Directions for this task =>
From the listing below, pick out each line with the word "ylabel".

Records shown =>

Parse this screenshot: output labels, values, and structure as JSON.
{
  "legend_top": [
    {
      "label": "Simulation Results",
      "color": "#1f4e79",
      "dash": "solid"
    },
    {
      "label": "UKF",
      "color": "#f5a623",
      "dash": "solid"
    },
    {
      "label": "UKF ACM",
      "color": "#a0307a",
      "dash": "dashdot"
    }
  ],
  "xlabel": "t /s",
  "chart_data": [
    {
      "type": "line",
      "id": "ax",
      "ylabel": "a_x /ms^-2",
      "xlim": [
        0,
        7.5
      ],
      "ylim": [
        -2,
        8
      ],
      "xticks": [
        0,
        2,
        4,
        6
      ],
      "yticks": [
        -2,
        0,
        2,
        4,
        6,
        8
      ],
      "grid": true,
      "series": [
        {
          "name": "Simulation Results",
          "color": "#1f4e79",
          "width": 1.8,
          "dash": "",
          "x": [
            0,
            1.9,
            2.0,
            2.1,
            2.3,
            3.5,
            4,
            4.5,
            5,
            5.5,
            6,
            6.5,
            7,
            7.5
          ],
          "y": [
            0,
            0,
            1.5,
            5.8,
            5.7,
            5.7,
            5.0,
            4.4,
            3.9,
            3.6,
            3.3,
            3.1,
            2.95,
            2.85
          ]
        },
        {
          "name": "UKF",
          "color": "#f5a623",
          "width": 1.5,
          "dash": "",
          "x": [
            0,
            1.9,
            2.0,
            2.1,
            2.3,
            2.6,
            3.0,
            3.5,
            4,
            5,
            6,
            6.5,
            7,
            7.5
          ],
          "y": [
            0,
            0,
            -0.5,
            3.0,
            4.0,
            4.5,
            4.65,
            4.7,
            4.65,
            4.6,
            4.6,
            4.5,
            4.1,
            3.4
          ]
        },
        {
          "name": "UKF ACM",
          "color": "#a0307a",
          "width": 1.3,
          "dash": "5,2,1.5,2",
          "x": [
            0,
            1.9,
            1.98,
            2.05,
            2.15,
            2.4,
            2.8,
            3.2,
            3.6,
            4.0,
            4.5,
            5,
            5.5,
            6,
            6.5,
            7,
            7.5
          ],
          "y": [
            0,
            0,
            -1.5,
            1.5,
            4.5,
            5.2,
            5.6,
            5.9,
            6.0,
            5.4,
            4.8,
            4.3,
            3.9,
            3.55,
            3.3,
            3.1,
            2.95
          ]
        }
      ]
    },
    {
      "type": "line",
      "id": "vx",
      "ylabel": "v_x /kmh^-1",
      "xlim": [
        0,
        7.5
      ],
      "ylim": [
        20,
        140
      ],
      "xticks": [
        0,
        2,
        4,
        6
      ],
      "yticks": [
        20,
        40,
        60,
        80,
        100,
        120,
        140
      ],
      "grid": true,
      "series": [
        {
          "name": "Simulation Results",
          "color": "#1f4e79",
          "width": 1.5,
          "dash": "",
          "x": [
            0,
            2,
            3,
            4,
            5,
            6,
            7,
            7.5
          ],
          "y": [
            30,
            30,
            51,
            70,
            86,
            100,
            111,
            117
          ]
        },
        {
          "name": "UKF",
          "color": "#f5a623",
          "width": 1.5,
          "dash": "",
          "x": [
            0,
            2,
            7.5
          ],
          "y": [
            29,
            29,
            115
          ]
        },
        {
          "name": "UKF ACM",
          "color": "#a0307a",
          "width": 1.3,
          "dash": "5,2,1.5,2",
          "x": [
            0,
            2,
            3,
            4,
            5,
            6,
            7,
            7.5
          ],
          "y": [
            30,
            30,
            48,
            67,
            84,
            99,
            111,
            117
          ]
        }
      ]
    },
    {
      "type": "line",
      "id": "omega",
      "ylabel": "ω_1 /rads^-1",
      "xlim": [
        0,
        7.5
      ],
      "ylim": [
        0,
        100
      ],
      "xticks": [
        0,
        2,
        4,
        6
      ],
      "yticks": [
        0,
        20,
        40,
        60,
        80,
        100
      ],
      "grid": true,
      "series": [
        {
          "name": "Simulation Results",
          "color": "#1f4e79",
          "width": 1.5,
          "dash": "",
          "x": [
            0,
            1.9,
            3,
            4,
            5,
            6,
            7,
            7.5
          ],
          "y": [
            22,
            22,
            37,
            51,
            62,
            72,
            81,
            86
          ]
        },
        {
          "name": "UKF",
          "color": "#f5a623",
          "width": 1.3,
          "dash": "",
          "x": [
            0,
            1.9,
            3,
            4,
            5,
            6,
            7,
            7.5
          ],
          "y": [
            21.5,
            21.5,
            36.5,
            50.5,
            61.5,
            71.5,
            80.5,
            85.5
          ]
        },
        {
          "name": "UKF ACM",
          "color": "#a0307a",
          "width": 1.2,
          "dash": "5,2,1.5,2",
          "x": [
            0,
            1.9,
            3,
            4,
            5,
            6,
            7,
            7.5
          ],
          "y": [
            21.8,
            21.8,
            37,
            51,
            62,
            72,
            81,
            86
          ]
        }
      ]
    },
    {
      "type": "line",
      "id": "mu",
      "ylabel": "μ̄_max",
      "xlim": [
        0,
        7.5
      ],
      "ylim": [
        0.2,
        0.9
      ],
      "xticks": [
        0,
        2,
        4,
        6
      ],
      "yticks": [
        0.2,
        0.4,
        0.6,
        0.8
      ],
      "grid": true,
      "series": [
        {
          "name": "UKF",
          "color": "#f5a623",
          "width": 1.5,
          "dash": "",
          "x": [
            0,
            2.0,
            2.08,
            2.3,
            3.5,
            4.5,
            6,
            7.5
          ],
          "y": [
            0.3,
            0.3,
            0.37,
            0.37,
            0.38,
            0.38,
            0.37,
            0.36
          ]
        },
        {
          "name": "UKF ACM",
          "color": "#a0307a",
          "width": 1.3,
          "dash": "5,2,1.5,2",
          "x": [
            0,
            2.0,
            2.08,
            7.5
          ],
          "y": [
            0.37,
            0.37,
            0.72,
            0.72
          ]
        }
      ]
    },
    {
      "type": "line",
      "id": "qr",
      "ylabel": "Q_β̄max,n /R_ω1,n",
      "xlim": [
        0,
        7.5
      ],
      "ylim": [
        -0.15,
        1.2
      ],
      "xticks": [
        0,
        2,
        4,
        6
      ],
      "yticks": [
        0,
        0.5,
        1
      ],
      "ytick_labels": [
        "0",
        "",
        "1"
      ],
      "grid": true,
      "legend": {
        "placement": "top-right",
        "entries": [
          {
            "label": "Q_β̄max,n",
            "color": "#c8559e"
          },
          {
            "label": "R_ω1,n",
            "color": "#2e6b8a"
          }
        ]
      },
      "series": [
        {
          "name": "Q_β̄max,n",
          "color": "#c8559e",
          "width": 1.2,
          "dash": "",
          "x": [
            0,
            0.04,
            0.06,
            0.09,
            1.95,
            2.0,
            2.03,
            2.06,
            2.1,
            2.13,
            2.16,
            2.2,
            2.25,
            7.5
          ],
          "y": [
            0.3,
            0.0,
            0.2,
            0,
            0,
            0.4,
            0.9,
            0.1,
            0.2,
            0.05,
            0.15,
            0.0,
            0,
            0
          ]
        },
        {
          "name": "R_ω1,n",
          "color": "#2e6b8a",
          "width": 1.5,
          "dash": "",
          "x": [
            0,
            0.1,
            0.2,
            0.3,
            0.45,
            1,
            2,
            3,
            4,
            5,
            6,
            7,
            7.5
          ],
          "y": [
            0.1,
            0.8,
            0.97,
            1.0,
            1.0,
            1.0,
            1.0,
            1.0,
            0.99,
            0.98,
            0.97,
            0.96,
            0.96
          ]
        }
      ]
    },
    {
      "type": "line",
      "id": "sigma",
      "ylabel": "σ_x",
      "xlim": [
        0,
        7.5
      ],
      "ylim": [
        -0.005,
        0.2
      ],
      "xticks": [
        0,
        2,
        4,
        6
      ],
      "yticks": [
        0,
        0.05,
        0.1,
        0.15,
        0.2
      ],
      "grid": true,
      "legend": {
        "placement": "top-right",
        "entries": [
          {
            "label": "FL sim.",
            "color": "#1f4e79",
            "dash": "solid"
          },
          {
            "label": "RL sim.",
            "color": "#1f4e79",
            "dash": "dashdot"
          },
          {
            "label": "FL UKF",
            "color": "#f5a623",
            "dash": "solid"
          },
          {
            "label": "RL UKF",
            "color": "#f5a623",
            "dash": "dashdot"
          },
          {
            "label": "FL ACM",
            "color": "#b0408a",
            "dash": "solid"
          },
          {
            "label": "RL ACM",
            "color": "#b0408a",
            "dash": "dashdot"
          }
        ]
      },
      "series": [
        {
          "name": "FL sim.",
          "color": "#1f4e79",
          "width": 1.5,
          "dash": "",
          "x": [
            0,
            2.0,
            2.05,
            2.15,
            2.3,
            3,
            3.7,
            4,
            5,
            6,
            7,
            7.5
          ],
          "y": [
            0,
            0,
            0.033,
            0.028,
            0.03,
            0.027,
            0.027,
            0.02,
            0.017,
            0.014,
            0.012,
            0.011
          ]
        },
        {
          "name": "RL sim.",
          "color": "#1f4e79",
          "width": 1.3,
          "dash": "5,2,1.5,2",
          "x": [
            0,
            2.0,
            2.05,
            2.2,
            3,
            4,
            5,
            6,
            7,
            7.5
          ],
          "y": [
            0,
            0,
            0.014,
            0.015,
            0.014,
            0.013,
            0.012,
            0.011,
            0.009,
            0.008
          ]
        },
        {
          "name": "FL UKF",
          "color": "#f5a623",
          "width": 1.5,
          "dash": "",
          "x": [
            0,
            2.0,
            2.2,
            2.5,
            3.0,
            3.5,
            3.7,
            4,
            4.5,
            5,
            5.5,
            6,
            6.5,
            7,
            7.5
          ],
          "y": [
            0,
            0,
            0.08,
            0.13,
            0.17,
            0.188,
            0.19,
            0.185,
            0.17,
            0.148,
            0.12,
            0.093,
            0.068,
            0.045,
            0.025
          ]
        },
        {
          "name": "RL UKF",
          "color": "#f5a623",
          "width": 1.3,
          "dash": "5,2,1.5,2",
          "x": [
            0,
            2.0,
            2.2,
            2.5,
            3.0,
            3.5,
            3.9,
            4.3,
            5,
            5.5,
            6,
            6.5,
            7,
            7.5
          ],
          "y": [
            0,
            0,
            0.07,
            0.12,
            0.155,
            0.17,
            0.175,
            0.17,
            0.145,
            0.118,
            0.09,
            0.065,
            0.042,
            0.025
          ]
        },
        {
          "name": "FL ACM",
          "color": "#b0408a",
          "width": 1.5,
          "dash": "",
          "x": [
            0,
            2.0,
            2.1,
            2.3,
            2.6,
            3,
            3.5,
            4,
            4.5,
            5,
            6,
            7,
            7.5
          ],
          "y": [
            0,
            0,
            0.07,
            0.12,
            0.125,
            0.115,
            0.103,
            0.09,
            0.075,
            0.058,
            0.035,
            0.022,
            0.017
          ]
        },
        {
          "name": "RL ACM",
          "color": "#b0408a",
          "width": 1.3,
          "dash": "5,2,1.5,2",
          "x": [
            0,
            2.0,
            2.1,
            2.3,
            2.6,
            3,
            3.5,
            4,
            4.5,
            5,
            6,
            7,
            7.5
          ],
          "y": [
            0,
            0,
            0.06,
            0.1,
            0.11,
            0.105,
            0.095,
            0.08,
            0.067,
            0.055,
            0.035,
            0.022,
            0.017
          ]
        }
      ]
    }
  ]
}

Expected answer =>
      "ylabel": "a_x /ms^-2",
      "ylabel": "v_x /kmh^-1",
      "ylabel": "ω_1 /rads^-1",
      "ylabel": "μ̄_max",
      "ylabel": "Q_β̄max,n /R_ω1,n",
      "ylabel": "σ_x",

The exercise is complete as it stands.